# start of Record extracts

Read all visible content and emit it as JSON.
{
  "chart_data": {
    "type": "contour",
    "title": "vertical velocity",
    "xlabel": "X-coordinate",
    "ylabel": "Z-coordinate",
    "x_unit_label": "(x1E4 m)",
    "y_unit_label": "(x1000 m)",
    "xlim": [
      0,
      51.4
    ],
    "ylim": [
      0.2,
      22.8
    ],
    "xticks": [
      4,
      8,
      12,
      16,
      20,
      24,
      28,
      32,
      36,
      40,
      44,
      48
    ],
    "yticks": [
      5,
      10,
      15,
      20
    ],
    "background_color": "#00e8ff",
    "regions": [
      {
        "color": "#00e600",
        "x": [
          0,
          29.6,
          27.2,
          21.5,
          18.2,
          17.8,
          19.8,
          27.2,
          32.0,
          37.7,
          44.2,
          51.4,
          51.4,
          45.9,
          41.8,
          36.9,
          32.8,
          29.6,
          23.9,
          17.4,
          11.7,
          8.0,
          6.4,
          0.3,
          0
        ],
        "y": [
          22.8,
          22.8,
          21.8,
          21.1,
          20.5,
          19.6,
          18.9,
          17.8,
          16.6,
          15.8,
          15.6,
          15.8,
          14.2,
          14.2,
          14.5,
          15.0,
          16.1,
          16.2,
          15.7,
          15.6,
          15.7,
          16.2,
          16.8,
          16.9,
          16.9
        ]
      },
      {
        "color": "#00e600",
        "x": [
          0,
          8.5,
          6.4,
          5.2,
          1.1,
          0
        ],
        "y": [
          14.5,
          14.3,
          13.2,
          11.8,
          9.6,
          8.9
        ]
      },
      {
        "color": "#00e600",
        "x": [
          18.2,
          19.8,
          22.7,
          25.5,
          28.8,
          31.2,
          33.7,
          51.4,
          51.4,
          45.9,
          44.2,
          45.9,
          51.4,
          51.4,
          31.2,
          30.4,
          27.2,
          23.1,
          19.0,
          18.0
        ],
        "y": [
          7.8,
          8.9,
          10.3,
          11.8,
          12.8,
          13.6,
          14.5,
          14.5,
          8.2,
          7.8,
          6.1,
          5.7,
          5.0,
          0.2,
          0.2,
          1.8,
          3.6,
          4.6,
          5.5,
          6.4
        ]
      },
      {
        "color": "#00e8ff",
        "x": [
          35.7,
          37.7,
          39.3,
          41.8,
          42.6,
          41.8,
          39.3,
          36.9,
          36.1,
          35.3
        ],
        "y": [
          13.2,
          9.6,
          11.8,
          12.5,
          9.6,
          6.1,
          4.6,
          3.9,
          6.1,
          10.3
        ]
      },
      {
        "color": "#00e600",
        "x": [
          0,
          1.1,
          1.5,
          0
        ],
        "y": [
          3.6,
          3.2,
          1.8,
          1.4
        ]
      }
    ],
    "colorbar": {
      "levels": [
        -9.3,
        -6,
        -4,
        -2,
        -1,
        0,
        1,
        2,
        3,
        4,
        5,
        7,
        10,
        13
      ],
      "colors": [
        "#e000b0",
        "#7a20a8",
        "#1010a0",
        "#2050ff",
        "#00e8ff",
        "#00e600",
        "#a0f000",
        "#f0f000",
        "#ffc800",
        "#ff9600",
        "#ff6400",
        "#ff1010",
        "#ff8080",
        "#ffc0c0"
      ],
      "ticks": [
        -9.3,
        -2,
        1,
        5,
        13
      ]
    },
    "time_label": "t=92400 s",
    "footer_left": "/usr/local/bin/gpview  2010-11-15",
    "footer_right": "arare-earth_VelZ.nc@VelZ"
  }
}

# end of Record extracts

- **Task objective**:
Write out every entry again exactly, please, with nothing missing.

- **Expected answer**:
Read all visible content and emit it as JSON.
{
  "chart_data": {
    "type": "contour",
    "title": "vertical velocity",
    "xlabel": "X-coordinate",
    "ylabel": "Z-coordinate",
    "x_unit_label": "(x1E4 m)",
    "y_unit_label": "(x1000 m)",
    "xlim": [
      0,
      51.4
    ],
    "ylim": [
      0.2,
      22.8
    ],
    "xticks": [
      4,
      8,
      12,
      16,
      20,
      24,
      28,
      32,
      36,
      40,
      44,
      48
    ],
    "yticks": [
      5,
      10,
      15,
      20
    ],
    "background_color": "#00e8ff",
    "regions": [
      {
        "color": "#00e600",
        "x": [
          0,
          29.6,
          27.2,
          21.5,
          18.2,
          17.8,
          19.8,
          27.2,
          32.0,
          37.7,
          44.2,
          51.4,
          51.4,
          45.9,
          41.8,
          36.9,
          32.8,
          29.6,
          23.9,
          17.4,
          11.7,
          8.0,
          6.4,
          0.3,
          0
        ],
        "y": [
          22.8,
          22.8,
          21.8,
          21.1,
          20.5,
          19.6,
          18.9,
          17.8,
          16.6,
          15.8,
          15.6,
          15.8,
          14.2,
          14.2,
          14.5,
          15.0,
          16.1,
          16.2,
          15.7,
          15.6,
          15.7,
          16.2,
          16.8,
          16.9,
          16.9
        ]
      },
      {
        "color": "#00e600",
        "x": [
          0,
          8.5,
          6.4,
          5.2,
          1.1,
          0
        ],
        "y": [
          14.5,
          14.3,
          13.2,
          11.8,
          9.6,
          8.9
        ]
      },
      {
        "color": "#00e600",
        "x": [
          18.2,
          19.8,
          22.7,
          25.5,
          28.8,
          31.2,
          33.7,
          51.4,
          51.4,
          45.9,
          44.2,
          45.9,
          51.4,
          51.4,
          31.2,
          30.4,
          27.2,
          23.1,
          19.0,
          18.0
        ],
        "y": [
          7.8,
          8.9,
          10.3,
          11.8,
          12.8,
          13.6,
          14.5,
          14.5,
          8.2,
          7.8,
          6.1,
          5.7,
          5.0,
          0.2,
          0.2,
          1.8,
          3.6,
          4.6,
          5.5,
          6.4
        ]
      },
      {
        "color": "#00e8ff",
        "x": [
          35.7,
          37.7,
          39.3,
          41.8,
          42.6,
          41.8,
          39.3,
          36.9,
          36.1,
          35.3
        ],
        "y": [
          13.2,
          9.6,
          11.8,
          12.5,
          9.6,
          6.1,
          4.6,
          3.9,
          6.1,
          10.3
        ]
      },
      {
        "color": "#00e600",
        "x": [
          0,
          1.1,
          1.5,
          0
        ],
        "y": [
          3.6,
          3.2,
          1.8,
          1.4
        ]
      }
    ],
    "colorbar": {
      "levels": [
        -9.3,
        -6,
        -4,
        -2,
        -1,
        0,
        1,
        2,
        3,
        4,
        5,
        7,
        10,
        13
      ],
      "colors": [
        "#e000b0",
        "#7a20a8",
        "#1010a0",
        "#2050ff",
        "#00e8ff",
        "#00e600",
        "#a0f000",
        "#f0f000",
        "#ffc800",
        "#ff9600",
        "#ff6400",
        "#ff1010",
        "#ff8080",
        "#ffc0c0"
      ],
      "ticks": [
        -9.3,
        -2,
        1,
        5,
        13
      ]
    },
    "time_label": "t=92400 s",
    "footer_left": "/usr/local/bin/gpview  2010-11-15",
    "footer_right": "arare-earth_VelZ.nc@VelZ"
  }
}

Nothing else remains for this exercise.